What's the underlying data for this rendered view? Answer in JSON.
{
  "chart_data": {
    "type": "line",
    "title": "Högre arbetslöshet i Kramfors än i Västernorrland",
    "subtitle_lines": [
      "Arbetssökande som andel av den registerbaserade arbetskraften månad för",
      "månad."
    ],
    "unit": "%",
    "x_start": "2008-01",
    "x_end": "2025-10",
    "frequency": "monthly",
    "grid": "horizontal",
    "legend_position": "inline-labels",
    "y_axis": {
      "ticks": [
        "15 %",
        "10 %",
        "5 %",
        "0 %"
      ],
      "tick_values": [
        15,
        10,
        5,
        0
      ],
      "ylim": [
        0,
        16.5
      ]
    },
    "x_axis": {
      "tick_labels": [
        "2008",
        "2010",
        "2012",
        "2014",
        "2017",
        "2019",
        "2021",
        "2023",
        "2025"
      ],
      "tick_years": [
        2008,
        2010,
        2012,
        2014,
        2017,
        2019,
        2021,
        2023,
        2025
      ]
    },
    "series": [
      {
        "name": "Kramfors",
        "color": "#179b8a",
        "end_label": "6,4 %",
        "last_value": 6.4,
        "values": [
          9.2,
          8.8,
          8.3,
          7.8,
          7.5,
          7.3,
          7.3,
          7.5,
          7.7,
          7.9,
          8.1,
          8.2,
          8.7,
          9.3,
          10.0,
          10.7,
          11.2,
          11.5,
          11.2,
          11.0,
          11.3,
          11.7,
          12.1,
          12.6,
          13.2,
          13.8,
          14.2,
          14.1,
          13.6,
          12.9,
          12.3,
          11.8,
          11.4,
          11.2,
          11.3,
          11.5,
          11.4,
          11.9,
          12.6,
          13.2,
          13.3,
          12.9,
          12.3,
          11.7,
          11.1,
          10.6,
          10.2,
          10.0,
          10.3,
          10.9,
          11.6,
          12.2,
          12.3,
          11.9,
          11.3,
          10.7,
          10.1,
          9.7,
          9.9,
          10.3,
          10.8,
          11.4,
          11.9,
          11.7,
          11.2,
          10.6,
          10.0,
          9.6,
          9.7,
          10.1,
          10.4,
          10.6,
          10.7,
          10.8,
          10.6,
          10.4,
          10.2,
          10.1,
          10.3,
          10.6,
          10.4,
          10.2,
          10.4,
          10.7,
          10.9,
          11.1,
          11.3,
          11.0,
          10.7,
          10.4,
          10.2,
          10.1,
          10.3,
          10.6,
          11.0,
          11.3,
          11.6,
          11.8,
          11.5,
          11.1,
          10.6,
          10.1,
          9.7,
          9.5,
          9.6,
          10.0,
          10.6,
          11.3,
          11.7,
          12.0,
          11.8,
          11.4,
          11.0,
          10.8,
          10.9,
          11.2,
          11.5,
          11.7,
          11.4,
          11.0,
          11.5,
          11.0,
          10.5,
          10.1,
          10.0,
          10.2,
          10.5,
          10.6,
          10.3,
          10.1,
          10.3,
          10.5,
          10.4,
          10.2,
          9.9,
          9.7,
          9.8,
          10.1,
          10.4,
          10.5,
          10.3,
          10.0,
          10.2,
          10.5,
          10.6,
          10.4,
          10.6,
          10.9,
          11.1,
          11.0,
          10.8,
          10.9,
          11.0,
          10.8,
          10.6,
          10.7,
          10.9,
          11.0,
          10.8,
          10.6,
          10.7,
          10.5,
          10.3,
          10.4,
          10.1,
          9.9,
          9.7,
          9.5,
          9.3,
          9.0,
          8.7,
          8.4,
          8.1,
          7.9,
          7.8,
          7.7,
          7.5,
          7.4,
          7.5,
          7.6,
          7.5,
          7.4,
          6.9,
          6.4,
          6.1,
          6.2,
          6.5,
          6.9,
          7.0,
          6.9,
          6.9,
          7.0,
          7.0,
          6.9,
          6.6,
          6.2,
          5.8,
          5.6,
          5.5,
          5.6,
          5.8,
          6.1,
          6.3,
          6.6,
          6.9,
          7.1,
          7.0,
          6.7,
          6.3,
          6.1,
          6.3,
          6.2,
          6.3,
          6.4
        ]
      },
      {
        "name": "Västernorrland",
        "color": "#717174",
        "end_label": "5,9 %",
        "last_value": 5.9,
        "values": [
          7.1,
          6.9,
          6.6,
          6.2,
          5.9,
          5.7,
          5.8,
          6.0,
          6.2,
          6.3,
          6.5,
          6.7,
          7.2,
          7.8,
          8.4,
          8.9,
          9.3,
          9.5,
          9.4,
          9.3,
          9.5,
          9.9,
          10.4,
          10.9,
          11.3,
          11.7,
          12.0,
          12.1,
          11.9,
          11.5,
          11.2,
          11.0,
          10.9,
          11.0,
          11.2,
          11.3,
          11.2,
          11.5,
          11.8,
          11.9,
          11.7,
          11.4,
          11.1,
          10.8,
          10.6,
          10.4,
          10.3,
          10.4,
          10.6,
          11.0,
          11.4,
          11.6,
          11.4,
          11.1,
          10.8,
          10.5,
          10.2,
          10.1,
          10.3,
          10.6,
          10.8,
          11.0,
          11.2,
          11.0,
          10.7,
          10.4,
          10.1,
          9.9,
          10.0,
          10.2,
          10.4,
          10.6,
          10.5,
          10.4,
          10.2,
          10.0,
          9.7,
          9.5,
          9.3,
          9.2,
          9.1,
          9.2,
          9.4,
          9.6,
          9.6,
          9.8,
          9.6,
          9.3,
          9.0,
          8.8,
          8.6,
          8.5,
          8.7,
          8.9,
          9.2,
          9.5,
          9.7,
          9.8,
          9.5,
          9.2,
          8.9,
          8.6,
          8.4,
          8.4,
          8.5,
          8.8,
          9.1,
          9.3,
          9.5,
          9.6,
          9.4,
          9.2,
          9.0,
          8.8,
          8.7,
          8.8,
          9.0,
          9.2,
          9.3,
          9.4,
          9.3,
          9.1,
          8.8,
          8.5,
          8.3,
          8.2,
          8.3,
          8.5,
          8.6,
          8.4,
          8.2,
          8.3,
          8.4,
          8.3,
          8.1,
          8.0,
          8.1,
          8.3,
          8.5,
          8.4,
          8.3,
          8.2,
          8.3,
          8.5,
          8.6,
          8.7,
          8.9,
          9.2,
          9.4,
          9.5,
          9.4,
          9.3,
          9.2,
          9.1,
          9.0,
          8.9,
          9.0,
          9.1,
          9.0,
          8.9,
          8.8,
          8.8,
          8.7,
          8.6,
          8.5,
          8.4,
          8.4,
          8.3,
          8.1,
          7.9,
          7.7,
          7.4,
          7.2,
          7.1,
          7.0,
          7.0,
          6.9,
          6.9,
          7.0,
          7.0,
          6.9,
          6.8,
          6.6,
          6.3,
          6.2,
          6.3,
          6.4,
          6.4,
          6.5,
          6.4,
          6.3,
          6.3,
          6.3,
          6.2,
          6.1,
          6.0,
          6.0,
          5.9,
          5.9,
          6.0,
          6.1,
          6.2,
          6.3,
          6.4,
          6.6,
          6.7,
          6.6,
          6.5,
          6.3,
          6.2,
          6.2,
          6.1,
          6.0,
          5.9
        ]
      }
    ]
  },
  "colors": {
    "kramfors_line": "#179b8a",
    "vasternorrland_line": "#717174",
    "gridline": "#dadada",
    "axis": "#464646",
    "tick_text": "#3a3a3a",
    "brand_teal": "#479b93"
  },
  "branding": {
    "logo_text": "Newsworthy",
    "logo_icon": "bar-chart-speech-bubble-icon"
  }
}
--
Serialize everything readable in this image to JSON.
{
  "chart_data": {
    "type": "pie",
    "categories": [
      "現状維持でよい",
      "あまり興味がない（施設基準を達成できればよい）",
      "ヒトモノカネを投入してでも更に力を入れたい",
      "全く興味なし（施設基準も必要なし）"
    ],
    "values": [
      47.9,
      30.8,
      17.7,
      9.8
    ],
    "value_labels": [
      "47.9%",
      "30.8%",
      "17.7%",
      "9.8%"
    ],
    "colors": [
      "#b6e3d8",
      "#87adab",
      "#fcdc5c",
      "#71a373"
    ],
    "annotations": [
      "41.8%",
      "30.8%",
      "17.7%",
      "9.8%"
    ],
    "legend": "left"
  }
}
...
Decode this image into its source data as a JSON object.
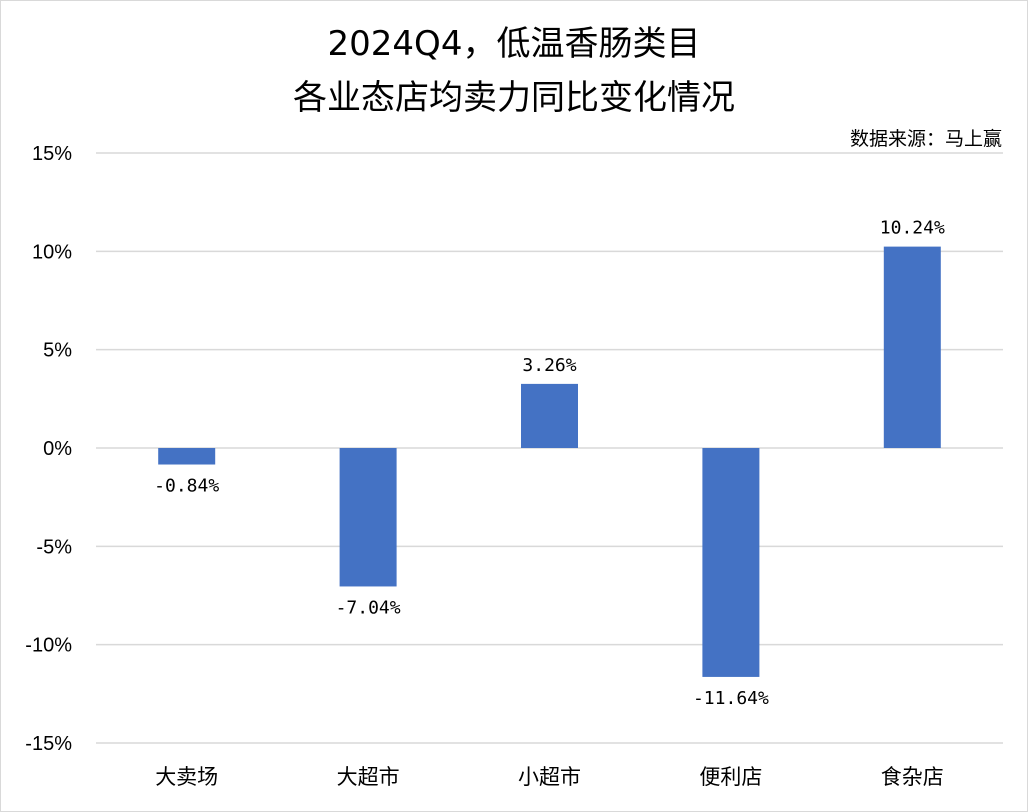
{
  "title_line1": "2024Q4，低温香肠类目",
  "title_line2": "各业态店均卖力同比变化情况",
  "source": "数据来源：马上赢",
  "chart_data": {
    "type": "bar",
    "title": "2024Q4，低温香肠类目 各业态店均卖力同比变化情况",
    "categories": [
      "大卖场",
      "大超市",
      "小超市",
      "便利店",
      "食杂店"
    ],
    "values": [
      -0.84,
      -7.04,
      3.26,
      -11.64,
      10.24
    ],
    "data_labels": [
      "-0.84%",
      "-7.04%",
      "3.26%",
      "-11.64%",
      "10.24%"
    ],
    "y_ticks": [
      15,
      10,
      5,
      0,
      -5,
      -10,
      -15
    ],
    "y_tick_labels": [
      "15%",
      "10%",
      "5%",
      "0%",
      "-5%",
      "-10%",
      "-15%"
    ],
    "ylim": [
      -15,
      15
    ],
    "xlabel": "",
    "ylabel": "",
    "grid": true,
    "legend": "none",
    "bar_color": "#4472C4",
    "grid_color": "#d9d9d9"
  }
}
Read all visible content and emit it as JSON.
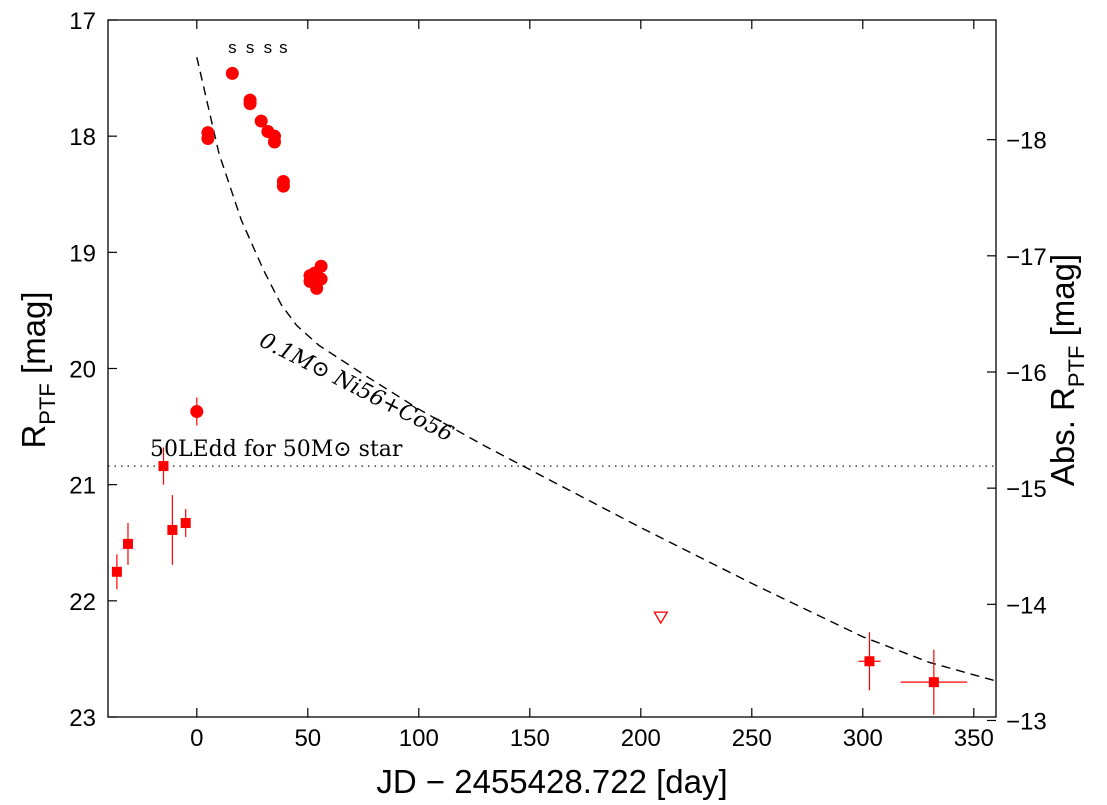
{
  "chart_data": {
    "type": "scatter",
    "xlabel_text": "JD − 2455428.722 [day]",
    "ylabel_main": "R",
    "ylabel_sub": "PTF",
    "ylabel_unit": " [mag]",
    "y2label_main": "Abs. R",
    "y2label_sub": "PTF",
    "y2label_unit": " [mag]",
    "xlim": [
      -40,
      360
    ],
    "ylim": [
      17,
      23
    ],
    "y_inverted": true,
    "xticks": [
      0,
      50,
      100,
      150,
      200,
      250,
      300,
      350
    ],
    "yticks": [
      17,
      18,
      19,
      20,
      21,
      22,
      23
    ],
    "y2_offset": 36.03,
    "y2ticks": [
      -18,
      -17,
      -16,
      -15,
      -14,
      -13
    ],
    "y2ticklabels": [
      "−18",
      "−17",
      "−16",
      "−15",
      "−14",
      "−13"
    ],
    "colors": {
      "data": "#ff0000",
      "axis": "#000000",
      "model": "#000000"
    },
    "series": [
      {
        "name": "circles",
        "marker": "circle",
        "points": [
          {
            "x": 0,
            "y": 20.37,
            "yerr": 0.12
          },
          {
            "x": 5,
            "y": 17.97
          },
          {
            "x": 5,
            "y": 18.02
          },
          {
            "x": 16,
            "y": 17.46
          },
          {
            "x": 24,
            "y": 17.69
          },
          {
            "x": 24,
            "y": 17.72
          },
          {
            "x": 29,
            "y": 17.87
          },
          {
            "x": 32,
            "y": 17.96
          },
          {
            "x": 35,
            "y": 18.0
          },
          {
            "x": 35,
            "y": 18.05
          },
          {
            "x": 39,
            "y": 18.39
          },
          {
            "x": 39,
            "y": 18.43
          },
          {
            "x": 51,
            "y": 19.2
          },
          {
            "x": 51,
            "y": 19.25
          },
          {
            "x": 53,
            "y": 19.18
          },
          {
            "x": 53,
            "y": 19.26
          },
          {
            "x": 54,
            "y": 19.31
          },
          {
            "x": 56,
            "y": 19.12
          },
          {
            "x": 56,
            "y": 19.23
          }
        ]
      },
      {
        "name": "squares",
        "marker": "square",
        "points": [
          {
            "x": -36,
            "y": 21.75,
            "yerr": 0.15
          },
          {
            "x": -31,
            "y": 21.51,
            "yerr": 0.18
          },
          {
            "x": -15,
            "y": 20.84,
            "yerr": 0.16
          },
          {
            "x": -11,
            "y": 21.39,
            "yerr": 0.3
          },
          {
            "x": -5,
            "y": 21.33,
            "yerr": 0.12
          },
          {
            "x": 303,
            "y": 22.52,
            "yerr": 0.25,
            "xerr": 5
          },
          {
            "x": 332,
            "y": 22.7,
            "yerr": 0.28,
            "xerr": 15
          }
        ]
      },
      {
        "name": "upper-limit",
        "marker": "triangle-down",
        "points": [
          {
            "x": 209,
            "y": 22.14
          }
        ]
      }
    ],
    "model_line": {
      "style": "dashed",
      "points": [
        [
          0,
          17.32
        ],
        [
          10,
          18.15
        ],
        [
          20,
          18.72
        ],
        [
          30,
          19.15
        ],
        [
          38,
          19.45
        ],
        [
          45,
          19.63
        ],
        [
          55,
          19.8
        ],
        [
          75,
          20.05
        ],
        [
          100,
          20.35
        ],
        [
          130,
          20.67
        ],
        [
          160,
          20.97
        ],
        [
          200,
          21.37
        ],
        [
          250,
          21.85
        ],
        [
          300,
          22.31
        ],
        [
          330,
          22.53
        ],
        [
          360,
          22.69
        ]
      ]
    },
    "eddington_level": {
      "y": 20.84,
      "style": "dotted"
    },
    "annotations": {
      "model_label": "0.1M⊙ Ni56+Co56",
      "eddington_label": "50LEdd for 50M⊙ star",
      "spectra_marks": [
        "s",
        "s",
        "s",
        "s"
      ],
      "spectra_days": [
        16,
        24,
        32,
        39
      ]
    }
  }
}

What you should do -> Note how many lines of the material contain the string "månad". Then report that number by itself.

The solution -> 2